- _EXERCISE DESCRIPTION_: Wherever "relative" appears in a line, list that line.

- _DATASET_:

>>>

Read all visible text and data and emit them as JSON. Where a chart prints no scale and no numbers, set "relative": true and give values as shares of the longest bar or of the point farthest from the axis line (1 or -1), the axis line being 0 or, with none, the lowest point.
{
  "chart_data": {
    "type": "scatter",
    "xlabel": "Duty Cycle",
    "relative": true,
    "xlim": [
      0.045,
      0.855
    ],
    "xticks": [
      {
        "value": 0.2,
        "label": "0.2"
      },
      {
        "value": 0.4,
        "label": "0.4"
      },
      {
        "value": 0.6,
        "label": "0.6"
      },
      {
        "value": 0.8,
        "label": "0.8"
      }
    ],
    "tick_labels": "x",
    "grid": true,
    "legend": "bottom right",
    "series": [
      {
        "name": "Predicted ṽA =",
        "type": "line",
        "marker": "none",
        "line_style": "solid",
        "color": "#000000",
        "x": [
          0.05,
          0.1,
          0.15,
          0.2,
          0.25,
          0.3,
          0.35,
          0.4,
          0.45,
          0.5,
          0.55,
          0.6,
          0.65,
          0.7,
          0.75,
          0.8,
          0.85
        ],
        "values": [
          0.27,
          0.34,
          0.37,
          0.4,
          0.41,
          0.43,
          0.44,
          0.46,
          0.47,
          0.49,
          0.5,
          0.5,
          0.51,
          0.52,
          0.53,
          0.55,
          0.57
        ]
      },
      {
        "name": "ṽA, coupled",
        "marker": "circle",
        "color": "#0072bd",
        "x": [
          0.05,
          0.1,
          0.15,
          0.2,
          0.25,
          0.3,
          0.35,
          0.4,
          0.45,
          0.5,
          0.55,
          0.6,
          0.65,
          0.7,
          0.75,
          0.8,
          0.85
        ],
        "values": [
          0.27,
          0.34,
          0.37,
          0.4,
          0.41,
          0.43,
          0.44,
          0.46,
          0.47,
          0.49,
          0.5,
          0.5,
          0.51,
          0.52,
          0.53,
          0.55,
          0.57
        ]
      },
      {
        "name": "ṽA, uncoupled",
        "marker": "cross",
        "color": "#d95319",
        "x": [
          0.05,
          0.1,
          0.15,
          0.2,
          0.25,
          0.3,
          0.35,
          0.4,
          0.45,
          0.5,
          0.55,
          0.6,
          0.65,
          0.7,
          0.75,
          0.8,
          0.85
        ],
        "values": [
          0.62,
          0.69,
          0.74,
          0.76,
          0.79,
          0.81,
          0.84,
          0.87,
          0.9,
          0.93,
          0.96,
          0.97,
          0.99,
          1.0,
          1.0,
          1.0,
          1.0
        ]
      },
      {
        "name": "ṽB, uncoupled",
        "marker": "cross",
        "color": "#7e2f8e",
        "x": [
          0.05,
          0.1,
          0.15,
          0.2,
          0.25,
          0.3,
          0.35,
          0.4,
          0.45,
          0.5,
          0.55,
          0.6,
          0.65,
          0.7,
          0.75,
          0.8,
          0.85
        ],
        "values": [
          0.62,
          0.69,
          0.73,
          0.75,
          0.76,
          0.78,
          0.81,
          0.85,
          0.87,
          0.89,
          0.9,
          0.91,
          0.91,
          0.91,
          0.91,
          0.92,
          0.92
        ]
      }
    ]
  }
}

<<<

- _WRITTEN RESPONSE_:
Read all visible text and data and emit them as JSON. Where a chart prints no scale and no numbers, set "relative": true and give values as shares of the longest bar or of the point farthest from the axis line (1 or -1), the axis line being 0 or, with none, the lowest point.
    "relative": true,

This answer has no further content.